Recorded information:
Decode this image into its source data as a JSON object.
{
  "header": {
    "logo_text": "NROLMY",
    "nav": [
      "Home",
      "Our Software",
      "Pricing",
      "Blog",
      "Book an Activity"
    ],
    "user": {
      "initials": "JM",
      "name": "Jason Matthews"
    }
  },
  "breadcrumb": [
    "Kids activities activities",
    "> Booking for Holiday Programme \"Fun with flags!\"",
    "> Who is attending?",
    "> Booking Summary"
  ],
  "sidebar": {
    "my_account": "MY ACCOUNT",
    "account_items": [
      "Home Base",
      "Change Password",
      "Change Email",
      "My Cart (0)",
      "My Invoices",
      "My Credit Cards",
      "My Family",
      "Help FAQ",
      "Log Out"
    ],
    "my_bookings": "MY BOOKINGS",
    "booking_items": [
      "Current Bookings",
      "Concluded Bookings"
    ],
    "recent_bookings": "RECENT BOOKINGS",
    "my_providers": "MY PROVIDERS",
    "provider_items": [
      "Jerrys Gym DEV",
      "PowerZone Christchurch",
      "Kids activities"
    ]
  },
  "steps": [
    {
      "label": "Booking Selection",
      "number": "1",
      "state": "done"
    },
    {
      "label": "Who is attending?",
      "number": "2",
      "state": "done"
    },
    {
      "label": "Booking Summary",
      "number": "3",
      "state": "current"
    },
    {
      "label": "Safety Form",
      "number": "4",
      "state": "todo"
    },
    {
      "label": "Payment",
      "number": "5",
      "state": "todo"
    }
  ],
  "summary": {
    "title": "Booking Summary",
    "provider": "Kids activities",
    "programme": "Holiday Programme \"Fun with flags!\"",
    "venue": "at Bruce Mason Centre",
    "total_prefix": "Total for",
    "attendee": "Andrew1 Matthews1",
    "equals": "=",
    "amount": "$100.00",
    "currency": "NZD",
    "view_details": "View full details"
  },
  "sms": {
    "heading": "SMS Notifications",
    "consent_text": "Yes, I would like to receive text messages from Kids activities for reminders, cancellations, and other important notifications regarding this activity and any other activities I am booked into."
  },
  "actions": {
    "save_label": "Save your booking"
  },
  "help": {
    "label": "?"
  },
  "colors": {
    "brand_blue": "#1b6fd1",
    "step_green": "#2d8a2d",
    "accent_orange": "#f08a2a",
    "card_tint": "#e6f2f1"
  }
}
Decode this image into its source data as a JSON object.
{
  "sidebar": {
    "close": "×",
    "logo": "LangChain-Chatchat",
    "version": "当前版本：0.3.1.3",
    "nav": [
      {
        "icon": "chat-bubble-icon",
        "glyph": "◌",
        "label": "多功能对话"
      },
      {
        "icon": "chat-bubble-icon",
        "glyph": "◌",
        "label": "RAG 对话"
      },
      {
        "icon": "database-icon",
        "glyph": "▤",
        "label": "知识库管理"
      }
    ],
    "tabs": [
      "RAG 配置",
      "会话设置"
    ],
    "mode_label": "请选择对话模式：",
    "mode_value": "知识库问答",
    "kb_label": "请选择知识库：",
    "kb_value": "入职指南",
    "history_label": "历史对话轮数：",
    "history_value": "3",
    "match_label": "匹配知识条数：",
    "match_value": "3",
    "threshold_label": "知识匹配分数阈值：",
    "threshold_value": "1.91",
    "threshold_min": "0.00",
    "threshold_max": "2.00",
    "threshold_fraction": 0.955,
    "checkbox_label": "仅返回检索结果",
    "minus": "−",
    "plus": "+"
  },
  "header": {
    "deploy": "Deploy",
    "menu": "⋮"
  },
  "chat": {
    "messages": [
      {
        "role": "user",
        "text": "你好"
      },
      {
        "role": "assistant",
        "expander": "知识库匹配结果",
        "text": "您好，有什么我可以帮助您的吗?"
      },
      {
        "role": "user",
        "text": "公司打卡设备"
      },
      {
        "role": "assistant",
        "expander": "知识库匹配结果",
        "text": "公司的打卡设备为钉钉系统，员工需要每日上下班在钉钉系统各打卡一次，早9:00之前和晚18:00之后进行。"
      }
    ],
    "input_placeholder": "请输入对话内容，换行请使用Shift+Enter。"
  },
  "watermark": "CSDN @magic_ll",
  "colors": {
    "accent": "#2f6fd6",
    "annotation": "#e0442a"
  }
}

Exercise description: Extract the complete set of records unchanged.

Worked answer:
Decode this image into its source data as a JSON object.
{
  "header": {
    "logo_text": "NROLMY",
    "nav": [
      "Home",
      "Our Software",
      "Pricing",
      "Blog",
      "Book an Activity"
    ],
    "user": {
      "initials": "JM",
      "name": "Jason Matthews"
    }
  },
  "breadcrumb": [
    "Kids activities activities",
    "> Booking for Holiday Programme \"Fun with flags!\"",
    "> Who is attending?",
    "> Booking Summary"
  ],
  "sidebar": {
    "my_account": "MY ACCOUNT",
    "account_items": [
      "Home Base",
      "Change Password",
      "Change Email",
      "My Cart (0)",
      "My Invoices",
      "My Credit Cards",
      "My Family",
      "Help FAQ",
      "Log Out"
    ],
    "my_bookings": "MY BOOKINGS",
    "booking_items": [
      "Current Bookings",
      "Concluded Bookings"
    ],
    "recent_bookings": "RECENT BOOKINGS",
    "my_providers": "MY PROVIDERS",
    "provider_items": [
      "Jerrys Gym DEV",
      "PowerZone Christchurch",
      "Kids activities"
    ]
  },
  "steps": [
    {
      "label": "Booking Selection",
      "number": "1",
      "state": "done"
    },
    {
      "label": "Who is attending?",
      "number": "2",
      "state": "done"
    },
    {
      "label": "Booking Summary",
      "number": "3",
      "state": "current"
    },
    {
      "label": "Safety Form",
      "number": "4",
      "state": "todo"
    },
    {
      "label": "Payment",
      "number": "5",
      "state": "todo"
    }
  ],
  "summary": {
    "title": "Booking Summary",
    "provider": "Kids activities",
    "programme": "Holiday Programme \"Fun with flags!\"",
    "venue": "at Bruce Mason Centre",
    "total_prefix": "Total for",
    "attendee": "Andrew1 Matthews1",
    "equals": "=",
    "amount": "$100.00",
    "currency": "NZD",
    "view_details": "View full details"
  },
  "sms": {
    "heading": "SMS Notifications",
    "consent_text": "Yes, I would like to receive text messages from Kids activities for reminders, cancellations, and other important notifications regarding this activity and any other activities I am booked into."
  },
  "actions": {
    "save_label": "Save your booking"
  },
  "help": {
    "label": "?"
  },
  "colors": {
    "brand_blue": "#1b6fd1",
    "step_green": "#2d8a2d",
    "accent_orange": "#f08a2a",
    "card_tint": "#e6f2f1"
  }
}
Decode this image into its source data as a JSON object.
{
  "sidebar": {
    "close": "×",
    "logo": "LangChain-Chatchat",
    "version": "当前版本：0.3.1.3",
    "nav": [
      {
        "icon": "chat-bubble-icon",
        "glyph": "◌",
        "label": "多功能对话"
      },
      {
        "icon": "chat-bubble-icon",
        "glyph": "◌",
        "label": "RAG 对话"
      },
      {
        "icon": "database-icon",
        "glyph": "▤",
        "label": "知识库管理"
      }
    ],
    "tabs": [
      "RAG 配置",
      "会话设置"
    ],
    "mode_label": "请选择对话模式：",
    "mode_value": "知识库问答",
    "kb_label": "请选择知识库：",
    "kb_value": "入职指南",
    "history_label": "历史对话轮数：",
    "history_value": "3",
    "match_label": "匹配知识条数：",
    "match_value": "3",
    "threshold_label": "知识匹配分数阈值：",
    "threshold_value": "1.91",
    "threshold_min": "0.00",
    "threshold_max": "2.00",
    "threshold_fraction": 0.955,
    "checkbox_label": "仅返回检索结果",
    "minus": "−",
    "plus": "+"
  },
  "header": {
    "deploy": "Deploy",
    "menu": "⋮"
  },
  "chat": {
    "messages": [
      {
        "role": "user",
        "text": "你好"
      },
      {
        "role": "assistant",
        "expander": "知识库匹配结果",
        "text": "您好，有什么我可以帮助您的吗?"
      },
      {
        "role": "user",
        "text": "公司打卡设备"
      },
      {
        "role": "assistant",
        "expander": "知识库匹配结果",
        "text": "公司的打卡设备为钉钉系统，员工需要每日上下班在钉钉系统各打卡一次，早9:00之前和晚18:00之后进行。"
      }
    ],
    "input_placeholder": "请输入对话内容，换行请使用Shift+Enter。"
  },
  "watermark": "CSDN @magic_ll",
  "colors": {
    "accent": "#2f6fd6",
    "annotation": "#e0442a"
  }
}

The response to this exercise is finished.